## WHAT IS NEEDED
Go through the entries below and write each one out exactly.

Data entries for graphics:
--- Start ---

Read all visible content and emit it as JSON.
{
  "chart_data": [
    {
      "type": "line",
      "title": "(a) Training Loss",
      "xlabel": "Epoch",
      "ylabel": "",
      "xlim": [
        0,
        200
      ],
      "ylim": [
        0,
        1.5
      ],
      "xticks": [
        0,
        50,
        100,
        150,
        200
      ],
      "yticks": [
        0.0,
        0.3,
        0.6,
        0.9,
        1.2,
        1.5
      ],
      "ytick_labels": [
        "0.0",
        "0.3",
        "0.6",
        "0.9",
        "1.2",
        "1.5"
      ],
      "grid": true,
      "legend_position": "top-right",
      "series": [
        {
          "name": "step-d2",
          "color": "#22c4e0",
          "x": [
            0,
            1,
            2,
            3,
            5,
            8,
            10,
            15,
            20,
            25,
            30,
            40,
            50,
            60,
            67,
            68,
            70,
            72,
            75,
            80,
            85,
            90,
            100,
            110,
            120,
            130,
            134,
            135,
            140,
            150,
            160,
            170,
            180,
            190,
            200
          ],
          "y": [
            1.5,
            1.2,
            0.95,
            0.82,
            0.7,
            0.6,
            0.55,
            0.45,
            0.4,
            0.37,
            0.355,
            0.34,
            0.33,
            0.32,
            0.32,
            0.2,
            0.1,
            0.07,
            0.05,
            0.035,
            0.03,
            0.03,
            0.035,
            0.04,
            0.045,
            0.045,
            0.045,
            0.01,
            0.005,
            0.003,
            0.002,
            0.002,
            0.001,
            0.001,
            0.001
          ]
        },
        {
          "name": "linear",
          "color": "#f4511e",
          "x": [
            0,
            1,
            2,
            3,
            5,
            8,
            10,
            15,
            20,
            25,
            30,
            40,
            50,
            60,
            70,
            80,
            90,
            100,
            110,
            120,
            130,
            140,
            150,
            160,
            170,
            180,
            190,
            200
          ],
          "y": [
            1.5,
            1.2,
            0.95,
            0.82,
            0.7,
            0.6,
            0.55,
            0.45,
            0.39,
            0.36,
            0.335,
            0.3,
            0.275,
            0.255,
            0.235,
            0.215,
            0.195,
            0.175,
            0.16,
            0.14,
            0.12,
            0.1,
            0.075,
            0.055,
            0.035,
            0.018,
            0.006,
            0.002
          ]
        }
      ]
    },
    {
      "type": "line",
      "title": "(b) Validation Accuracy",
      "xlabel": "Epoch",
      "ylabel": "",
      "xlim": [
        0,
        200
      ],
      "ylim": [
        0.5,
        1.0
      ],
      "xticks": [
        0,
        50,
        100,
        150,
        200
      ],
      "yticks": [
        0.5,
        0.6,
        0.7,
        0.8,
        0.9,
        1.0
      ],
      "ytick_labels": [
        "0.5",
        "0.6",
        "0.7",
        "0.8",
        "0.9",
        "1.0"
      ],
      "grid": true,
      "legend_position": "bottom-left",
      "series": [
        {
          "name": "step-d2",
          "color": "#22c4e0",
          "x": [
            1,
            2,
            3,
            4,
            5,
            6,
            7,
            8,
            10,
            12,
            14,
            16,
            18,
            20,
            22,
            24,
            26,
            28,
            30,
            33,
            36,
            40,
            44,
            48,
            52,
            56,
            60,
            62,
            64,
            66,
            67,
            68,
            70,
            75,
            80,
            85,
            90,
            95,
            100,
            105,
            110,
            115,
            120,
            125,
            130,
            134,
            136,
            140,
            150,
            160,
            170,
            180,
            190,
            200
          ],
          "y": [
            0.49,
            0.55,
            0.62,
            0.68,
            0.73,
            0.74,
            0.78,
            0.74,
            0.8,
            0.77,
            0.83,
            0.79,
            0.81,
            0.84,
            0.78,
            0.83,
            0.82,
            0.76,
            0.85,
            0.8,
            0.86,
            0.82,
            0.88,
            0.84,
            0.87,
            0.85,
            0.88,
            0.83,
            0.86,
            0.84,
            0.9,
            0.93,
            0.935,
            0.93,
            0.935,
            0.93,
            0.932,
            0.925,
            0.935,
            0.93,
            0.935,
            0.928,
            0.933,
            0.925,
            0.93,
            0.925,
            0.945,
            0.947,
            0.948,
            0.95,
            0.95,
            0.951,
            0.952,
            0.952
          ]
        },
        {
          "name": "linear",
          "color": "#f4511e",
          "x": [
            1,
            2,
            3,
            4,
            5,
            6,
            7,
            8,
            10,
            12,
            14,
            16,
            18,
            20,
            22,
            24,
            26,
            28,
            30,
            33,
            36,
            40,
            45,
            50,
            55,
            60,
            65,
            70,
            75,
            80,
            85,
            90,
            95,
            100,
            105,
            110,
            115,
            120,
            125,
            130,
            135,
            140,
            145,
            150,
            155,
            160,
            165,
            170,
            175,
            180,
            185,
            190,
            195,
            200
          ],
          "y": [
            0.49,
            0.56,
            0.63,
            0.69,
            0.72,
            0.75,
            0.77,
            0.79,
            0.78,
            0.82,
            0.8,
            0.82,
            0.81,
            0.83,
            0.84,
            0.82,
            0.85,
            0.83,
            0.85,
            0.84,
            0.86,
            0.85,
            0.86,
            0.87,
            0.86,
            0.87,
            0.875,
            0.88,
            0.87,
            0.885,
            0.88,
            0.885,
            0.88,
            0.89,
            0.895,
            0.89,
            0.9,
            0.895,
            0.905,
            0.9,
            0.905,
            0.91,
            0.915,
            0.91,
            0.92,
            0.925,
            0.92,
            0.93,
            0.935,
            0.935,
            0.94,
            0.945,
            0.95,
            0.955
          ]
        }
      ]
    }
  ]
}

--- End ---

## OUTPUT OF THE TASK
Read all visible content and emit it as JSON.
{
  "chart_data": [
    {
      "type": "line",
      "title": "(a) Training Loss",
      "xlabel": "Epoch",
      "ylabel": "",
      "xlim": [
        0,
        200
      ],
      "ylim": [
        0,
        1.5
      ],
      "xticks": [
        0,
        50,
        100,
        150,
        200
      ],
      "yticks": [
        0.0,
        0.3,
        0.6,
        0.9,
        1.2,
        1.5
      ],
      "ytick_labels": [
        "0.0",
        "0.3",
        "0.6",
        "0.9",
        "1.2",
        "1.5"
      ],
      "grid": true,
      "legend_position": "top-right",
      "series": [
        {
          "name": "step-d2",
          "color": "#22c4e0",
          "x": [
            0,
            1,
            2,
            3,
            5,
            8,
            10,
            15,
            20,
            25,
            30,
            40,
            50,
            60,
            67,
            68,
            70,
            72,
            75,
            80,
            85,
            90,
            100,
            110,
            120,
            130,
            134,
            135,
            140,
            150,
            160,
            170,
            180,
            190,
            200
          ],
          "y": [
            1.5,
            1.2,
            0.95,
            0.82,
            0.7,
            0.6,
            0.55,
            0.45,
            0.4,
            0.37,
            0.355,
            0.34,
            0.33,
            0.32,
            0.32,
            0.2,
            0.1,
            0.07,
            0.05,
            0.035,
            0.03,
            0.03,
            0.035,
            0.04,
            0.045,
            0.045,
            0.045,
            0.01,
            0.005,
            0.003,
            0.002,
            0.002,
            0.001,
            0.001,
            0.001
          ]
        },
        {
          "name": "linear",
          "color": "#f4511e",
          "x": [
            0,
            1,
            2,
            3,
            5,
            8,
            10,
            15,
            20,
            25,
            30,
            40,
            50,
            60,
            70,
            80,
            90,
            100,
            110,
            120,
            130,
            140,
            150,
            160,
            170,
            180,
            190,
            200
          ],
          "y": [
            1.5,
            1.2,
            0.95,
            0.82,
            0.7,
            0.6,
            0.55,
            0.45,
            0.39,
            0.36,
            0.335,
            0.3,
            0.275,
            0.255,
            0.235,
            0.215,
            0.195,
            0.175,
            0.16,
            0.14,
            0.12,
            0.1,
            0.075,
            0.055,
            0.035,
            0.018,
            0.006,
            0.002
          ]
        }
      ]
    },
    {
      "type": "line",
      "title": "(b) Validation Accuracy",
      "xlabel": "Epoch",
      "ylabel": "",
      "xlim": [
        0,
        200
      ],
      "ylim": [
        0.5,
        1.0
      ],
      "xticks": [
        0,
        50,
        100,
        150,
        200
      ],
      "yticks": [
        0.5,
        0.6,
        0.7,
        0.8,
        0.9,
        1.0
      ],
      "ytick_labels": [
        "0.5",
        "0.6",
        "0.7",
        "0.8",
        "0.9",
        "1.0"
      ],
      "grid": true,
      "legend_position": "bottom-left",
      "series": [
        {
          "name": "step-d2",
          "color": "#22c4e0",
          "x": [
            1,
            2,
            3,
            4,
            5,
            6,
            7,
            8,
            10,
            12,
            14,
            16,
            18,
            20,
            22,
            24,
            26,
            28,
            30,
            33,
            36,
            40,
            44,
            48,
            52,
            56,
            60,
            62,
            64,
            66,
            67,
            68,
            70,
            75,
            80,
            85,
            90,
            95,
            100,
            105,
            110,
            115,
            120,
            125,
            130,
            134,
            136,
            140,
            150,
            160,
            170,
            180,
            190,
            200
          ],
          "y": [
            0.49,
            0.55,
            0.62,
            0.68,
            0.73,
            0.74,
            0.78,
            0.74,
            0.8,
            0.77,
            0.83,
            0.79,
            0.81,
            0.84,
            0.78,
            0.83,
            0.82,
            0.76,
            0.85,
            0.8,
            0.86,
            0.82,
            0.88,
            0.84,
            0.87,
            0.85,
            0.88,
            0.83,
            0.86,
            0.84,
            0.9,
            0.93,
            0.935,
            0.93,
            0.935,
            0.93,
            0.932,
            0.925,
            0.935,
            0.93,
            0.935,
            0.928,
            0.933,
            0.925,
            0.93,
            0.925,
            0.945,
            0.947,
            0.948,
            0.95,
            0.95,
            0.951,
            0.952,
            0.952
          ]
        },
        {
          "name": "linear",
          "color": "#f4511e",
          "x": [
            1,
            2,
            3,
            4,
            5,
            6,
            7,
            8,
            10,
            12,
            14,
            16,
            18,
            20,
            22,
            24,
            26,
            28,
            30,
            33,
            36,
            40,
            45,
            50,
            55,
            60,
            65,
            70,
            75,
            80,
            85,
            90,
            95,
            100,
            105,
            110,
            115,
            120,
            125,
            130,
            135,
            140,
            145,
            150,
            155,
            160,
            165,
            170,
            175,
            180,
            185,
            190,
            195,
            200
          ],
          "y": [
            0.49,
            0.56,
            0.63,
            0.69,
            0.72,
            0.75,
            0.77,
            0.79,
            0.78,
            0.82,
            0.8,
            0.82,
            0.81,
            0.83,
            0.84,
            0.82,
            0.85,
            0.83,
            0.85,
            0.84,
            0.86,
            0.85,
            0.86,
            0.87,
            0.86,
            0.87,
            0.875,
            0.88,
            0.87,
            0.885,
            0.88,
            0.885,
            0.88,
            0.89,
            0.895,
            0.89,
            0.9,
            0.895,
            0.905,
            0.9,
            0.905,
            0.91,
            0.915,
            0.91,
            0.92,
            0.925,
            0.92,
            0.93,
            0.935,
            0.935,
            0.94,
            0.945,
            0.95,
            0.955
          ]
        }
      ]
    }
  ]
}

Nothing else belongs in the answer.